◆ Written exercise
Quote the listing below in full and exactly as written, but omit every picture.

──────── Stored rows

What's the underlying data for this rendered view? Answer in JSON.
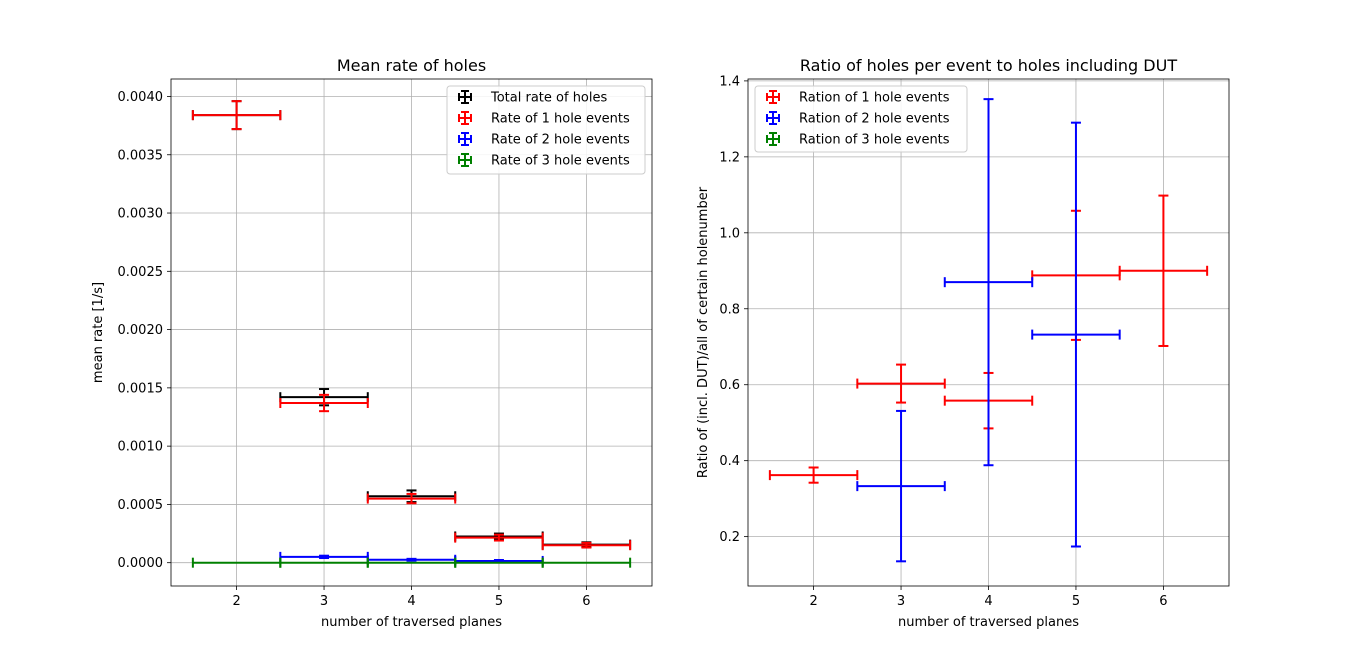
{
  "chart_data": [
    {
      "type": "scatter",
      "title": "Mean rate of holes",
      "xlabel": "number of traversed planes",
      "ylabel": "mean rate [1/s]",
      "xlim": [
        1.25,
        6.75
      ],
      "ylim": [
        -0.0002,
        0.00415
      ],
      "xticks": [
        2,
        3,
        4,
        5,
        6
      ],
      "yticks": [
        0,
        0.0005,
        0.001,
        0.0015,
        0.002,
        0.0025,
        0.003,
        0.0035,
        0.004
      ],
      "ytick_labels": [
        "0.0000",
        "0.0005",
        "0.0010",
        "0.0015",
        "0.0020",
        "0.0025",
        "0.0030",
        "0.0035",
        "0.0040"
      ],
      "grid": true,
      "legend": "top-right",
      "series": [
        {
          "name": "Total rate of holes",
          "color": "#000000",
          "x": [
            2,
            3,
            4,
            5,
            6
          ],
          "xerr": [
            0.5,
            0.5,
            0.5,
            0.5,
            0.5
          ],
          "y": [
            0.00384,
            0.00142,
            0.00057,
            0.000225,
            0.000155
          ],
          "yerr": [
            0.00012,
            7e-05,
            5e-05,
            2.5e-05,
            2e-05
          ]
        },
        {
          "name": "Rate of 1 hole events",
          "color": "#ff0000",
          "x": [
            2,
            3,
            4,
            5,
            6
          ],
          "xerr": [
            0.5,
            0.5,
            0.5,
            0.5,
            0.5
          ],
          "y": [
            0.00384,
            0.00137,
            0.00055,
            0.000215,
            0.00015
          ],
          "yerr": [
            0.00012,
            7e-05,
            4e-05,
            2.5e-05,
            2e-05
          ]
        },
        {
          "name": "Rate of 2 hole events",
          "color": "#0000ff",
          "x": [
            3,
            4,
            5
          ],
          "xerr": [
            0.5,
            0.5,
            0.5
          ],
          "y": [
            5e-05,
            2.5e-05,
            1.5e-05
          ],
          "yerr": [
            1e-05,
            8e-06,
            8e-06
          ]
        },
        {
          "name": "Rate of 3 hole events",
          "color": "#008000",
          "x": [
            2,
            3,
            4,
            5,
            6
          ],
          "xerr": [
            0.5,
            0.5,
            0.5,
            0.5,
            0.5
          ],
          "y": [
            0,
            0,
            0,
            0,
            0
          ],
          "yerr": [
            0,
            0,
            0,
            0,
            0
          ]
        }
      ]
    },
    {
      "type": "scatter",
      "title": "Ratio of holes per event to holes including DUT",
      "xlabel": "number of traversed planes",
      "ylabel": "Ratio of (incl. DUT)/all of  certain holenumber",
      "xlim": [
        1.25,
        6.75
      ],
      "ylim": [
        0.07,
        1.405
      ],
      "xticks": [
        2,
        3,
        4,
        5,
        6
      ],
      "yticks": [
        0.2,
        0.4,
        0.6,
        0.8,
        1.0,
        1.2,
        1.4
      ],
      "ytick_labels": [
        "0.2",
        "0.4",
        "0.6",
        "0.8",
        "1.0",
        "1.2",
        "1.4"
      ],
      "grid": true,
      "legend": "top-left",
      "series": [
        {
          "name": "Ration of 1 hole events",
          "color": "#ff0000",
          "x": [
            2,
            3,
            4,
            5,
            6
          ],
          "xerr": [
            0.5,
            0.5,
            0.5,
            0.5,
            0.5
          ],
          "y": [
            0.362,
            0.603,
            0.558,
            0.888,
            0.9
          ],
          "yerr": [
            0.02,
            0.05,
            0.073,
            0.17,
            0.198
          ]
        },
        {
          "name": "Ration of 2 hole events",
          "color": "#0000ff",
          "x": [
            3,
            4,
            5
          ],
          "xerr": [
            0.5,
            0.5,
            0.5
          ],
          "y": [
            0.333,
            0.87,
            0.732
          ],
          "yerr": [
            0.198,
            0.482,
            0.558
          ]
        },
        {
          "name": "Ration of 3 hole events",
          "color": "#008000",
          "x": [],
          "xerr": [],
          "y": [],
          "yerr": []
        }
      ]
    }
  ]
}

────────────────

◆ Final result
What's the underlying data for this rendered view? Answer in JSON.
{
  "chart_data": [
    {
      "type": "scatter",
      "title": "Mean rate of holes",
      "xlabel": "number of traversed planes",
      "ylabel": "mean rate [1/s]",
      "xlim": [
        1.25,
        6.75
      ],
      "ylim": [
        -0.0002,
        0.00415
      ],
      "xticks": [
        2,
        3,
        4,
        5,
        6
      ],
      "yticks": [
        0,
        0.0005,
        0.001,
        0.0015,
        0.002,
        0.0025,
        0.003,
        0.0035,
        0.004
      ],
      "ytick_labels": [
        "0.0000",
        "0.0005",
        "0.0010",
        "0.0015",
        "0.0020",
        "0.0025",
        "0.0030",
        "0.0035",
        "0.0040"
      ],
      "grid": true,
      "legend": "top-right",
      "series": [
        {
          "name": "Total rate of holes",
          "color": "#000000",
          "x": [
            2,
            3,
            4,
            5,
            6
          ],
          "xerr": [
            0.5,
            0.5,
            0.5,
            0.5,
            0.5
          ],
          "y": [
            0.00384,
            0.00142,
            0.00057,
            0.000225,
            0.000155
          ],
          "yerr": [
            0.00012,
            7e-05,
            5e-05,
            2.5e-05,
            2e-05
          ]
        },
        {
          "name": "Rate of 1 hole events",
          "color": "#ff0000",
          "x": [
            2,
            3,
            4,
            5,
            6
          ],
          "xerr": [
            0.5,
            0.5,
            0.5,
            0.5,
            0.5
          ],
          "y": [
            0.00384,
            0.00137,
            0.00055,
            0.000215,
            0.00015
          ],
          "yerr": [
            0.00012,
            7e-05,
            4e-05,
            2.5e-05,
            2e-05
          ]
        },
        {
          "name": "Rate of 2 hole events",
          "color": "#0000ff",
          "x": [
            3,
            4,
            5
          ],
          "xerr": [
            0.5,
            0.5,
            0.5
          ],
          "y": [
            5e-05,
            2.5e-05,
            1.5e-05
          ],
          "yerr": [
            1e-05,
            8e-06,
            8e-06
          ]
        },
        {
          "name": "Rate of 3 hole events",
          "color": "#008000",
          "x": [
            2,
            3,
            4,
            5,
            6
          ],
          "xerr": [
            0.5,
            0.5,
            0.5,
            0.5,
            0.5
          ],
          "y": [
            0,
            0,
            0,
            0,
            0
          ],
          "yerr": [
            0,
            0,
            0,
            0,
            0
          ]
        }
      ]
    },
    {
      "type": "scatter",
      "title": "Ratio of holes per event to holes including DUT",
      "xlabel": "number of traversed planes",
      "ylabel": "Ratio of (incl. DUT)/all of  certain holenumber",
      "xlim": [
        1.25,
        6.75
      ],
      "ylim": [
        0.07,
        1.405
      ],
      "xticks": [
        2,
        3,
        4,
        5,
        6
      ],
      "yticks": [
        0.2,
        0.4,
        0.6,
        0.8,
        1.0,
        1.2,
        1.4
      ],
      "ytick_labels": [
        "0.2",
        "0.4",
        "0.6",
        "0.8",
        "1.0",
        "1.2",
        "1.4"
      ],
      "grid": true,
      "legend": "top-left",
      "series": [
        {
          "name": "Ration of 1 hole events",
          "color": "#ff0000",
          "x": [
            2,
            3,
            4,
            5,
            6
          ],
          "xerr": [
            0.5,
            0.5,
            0.5,
            0.5,
            0.5
          ],
          "y": [
            0.362,
            0.603,
            0.558,
            0.888,
            0.9
          ],
          "yerr": [
            0.02,
            0.05,
            0.073,
            0.17,
            0.198
          ]
        },
        {
          "name": "Ration of 2 hole events",
          "color": "#0000ff",
          "x": [
            3,
            4,
            5
          ],
          "xerr": [
            0.5,
            0.5,
            0.5
          ],
          "y": [
            0.333,
            0.87,
            0.732
          ],
          "yerr": [
            0.198,
            0.482,
            0.558
          ]
        },
        {
          "name": "Ration of 3 hole events",
          "color": "#008000",
          "x": [],
          "xerr": [],
          "y": [],
          "yerr": []
        }
      ]
    }
  ]
}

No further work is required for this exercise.